§ EXERCISE INSTRUCTIONS:
Can you print every record below exactly as written?

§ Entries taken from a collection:
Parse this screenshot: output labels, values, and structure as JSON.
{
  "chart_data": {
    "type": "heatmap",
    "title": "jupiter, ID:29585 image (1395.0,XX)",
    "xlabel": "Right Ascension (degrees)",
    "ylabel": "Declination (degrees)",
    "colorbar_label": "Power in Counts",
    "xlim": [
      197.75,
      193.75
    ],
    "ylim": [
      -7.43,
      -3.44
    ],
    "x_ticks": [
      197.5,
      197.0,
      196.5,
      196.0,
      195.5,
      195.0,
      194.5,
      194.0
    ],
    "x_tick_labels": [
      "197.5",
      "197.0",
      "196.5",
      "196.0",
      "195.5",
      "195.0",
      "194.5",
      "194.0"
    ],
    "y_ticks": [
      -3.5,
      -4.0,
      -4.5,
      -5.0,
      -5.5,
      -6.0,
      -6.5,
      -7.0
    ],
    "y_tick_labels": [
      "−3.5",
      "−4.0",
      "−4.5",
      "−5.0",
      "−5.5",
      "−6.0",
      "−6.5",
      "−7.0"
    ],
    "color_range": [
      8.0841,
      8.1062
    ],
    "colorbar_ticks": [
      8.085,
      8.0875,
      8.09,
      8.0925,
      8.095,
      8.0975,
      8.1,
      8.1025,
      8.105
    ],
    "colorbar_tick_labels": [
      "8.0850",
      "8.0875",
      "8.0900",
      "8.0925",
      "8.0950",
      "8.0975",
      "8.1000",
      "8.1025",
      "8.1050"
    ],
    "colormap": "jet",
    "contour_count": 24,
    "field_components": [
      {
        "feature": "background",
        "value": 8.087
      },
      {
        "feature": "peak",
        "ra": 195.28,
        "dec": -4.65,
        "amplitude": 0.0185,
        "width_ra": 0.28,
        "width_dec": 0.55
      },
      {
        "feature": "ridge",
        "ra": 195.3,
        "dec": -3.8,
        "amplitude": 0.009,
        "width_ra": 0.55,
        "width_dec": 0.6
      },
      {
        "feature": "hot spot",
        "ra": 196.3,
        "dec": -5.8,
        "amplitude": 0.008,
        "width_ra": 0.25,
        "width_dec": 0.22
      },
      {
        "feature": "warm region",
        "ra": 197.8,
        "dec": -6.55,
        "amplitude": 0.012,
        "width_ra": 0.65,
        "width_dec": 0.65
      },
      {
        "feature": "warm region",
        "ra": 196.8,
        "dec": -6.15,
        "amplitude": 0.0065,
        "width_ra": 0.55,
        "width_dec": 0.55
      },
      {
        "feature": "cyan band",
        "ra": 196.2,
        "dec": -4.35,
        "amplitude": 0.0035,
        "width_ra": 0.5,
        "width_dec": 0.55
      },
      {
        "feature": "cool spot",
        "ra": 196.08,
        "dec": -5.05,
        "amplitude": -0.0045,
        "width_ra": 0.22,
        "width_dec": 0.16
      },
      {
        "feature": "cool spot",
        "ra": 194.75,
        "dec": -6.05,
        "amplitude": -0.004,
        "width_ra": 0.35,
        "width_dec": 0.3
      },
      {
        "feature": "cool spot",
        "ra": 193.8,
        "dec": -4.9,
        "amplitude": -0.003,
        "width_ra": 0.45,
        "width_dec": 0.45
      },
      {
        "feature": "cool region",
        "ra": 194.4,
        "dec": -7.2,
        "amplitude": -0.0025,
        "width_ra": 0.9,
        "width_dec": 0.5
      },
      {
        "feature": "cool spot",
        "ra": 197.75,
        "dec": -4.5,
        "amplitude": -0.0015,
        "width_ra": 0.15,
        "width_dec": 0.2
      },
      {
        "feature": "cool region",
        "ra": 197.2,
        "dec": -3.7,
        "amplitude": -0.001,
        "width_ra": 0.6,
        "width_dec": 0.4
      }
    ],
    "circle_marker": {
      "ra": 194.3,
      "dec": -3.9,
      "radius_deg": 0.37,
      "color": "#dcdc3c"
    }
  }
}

§ SOLVED PROBLEM:
Parse this screenshot: output labels, values, and structure as JSON.
{
  "chart_data": {
    "type": "heatmap",
    "title": "jupiter, ID:29585 image (1395.0,XX)",
    "xlabel": "Right Ascension (degrees)",
    "ylabel": "Declination (degrees)",
    "colorbar_label": "Power in Counts",
    "xlim": [
      197.75,
      193.75
    ],
    "ylim": [
      -7.43,
      -3.44
    ],
    "x_ticks": [
      197.5,
      197.0,
      196.5,
      196.0,
      195.5,
      195.0,
      194.5,
      194.0
    ],
    "x_tick_labels": [
      "197.5",
      "197.0",
      "196.5",
      "196.0",
      "195.5",
      "195.0",
      "194.5",
      "194.0"
    ],
    "y_ticks": [
      -3.5,
      -4.0,
      -4.5,
      -5.0,
      -5.5,
      -6.0,
      -6.5,
      -7.0
    ],
    "y_tick_labels": [
      "−3.5",
      "−4.0",
      "−4.5",
      "−5.0",
      "−5.5",
      "−6.0",
      "−6.5",
      "−7.0"
    ],
    "color_range": [
      8.0841,
      8.1062
    ],
    "colorbar_ticks": [
      8.085,
      8.0875,
      8.09,
      8.0925,
      8.095,
      8.0975,
      8.1,
      8.1025,
      8.105
    ],
    "colorbar_tick_labels": [
      "8.0850",
      "8.0875",
      "8.0900",
      "8.0925",
      "8.0950",
      "8.0975",
      "8.1000",
      "8.1025",
      "8.1050"
    ],
    "colormap": "jet",
    "contour_count": 24,
    "field_components": [
      {
        "feature": "background",
        "value": 8.087
      },
      {
        "feature": "peak",
        "ra": 195.28,
        "dec": -4.65,
        "amplitude": 0.0185,
        "width_ra": 0.28,
        "width_dec": 0.55
      },
      {
        "feature": "ridge",
        "ra": 195.3,
        "dec": -3.8,
        "amplitude": 0.009,
        "width_ra": 0.55,
        "width_dec": 0.6
      },
      {
        "feature": "hot spot",
        "ra": 196.3,
        "dec": -5.8,
        "amplitude": 0.008,
        "width_ra": 0.25,
        "width_dec": 0.22
      },
      {
        "feature": "warm region",
        "ra": 197.8,
        "dec": -6.55,
        "amplitude": 0.012,
        "width_ra": 0.65,
        "width_dec": 0.65
      },
      {
        "feature": "warm region",
        "ra": 196.8,
        "dec": -6.15,
        "amplitude": 0.0065,
        "width_ra": 0.55,
        "width_dec": 0.55
      },
      {
        "feature": "cyan band",
        "ra": 196.2,
        "dec": -4.35,
        "amplitude": 0.0035,
        "width_ra": 0.5,
        "width_dec": 0.55
      },
      {
        "feature": "cool spot",
        "ra": 196.08,
        "dec": -5.05,
        "amplitude": -0.0045,
        "width_ra": 0.22,
        "width_dec": 0.16
      },
      {
        "feature": "cool spot",
        "ra": 194.75,
        "dec": -6.05,
        "amplitude": -0.004,
        "width_ra": 0.35,
        "width_dec": 0.3
      },
      {
        "feature": "cool spot",
        "ra": 193.8,
        "dec": -4.9,
        "amplitude": -0.003,
        "width_ra": 0.45,
        "width_dec": 0.45
      },
      {
        "feature": "cool region",
        "ra": 194.4,
        "dec": -7.2,
        "amplitude": -0.0025,
        "width_ra": 0.9,
        "width_dec": 0.5
      },
      {
        "feature": "cool spot",
        "ra": 197.75,
        "dec": -4.5,
        "amplitude": -0.0015,
        "width_ra": 0.15,
        "width_dec": 0.2
      },
      {
        "feature": "cool region",
        "ra": 197.2,
        "dec": -3.7,
        "amplitude": -0.001,
        "width_ra": 0.6,
        "width_dec": 0.4
      }
    ],
    "circle_marker": {
      "ra": 194.3,
      "dec": -3.9,
      "radius_deg": 0.37,
      "color": "#dcdc3c"
    }
  }
}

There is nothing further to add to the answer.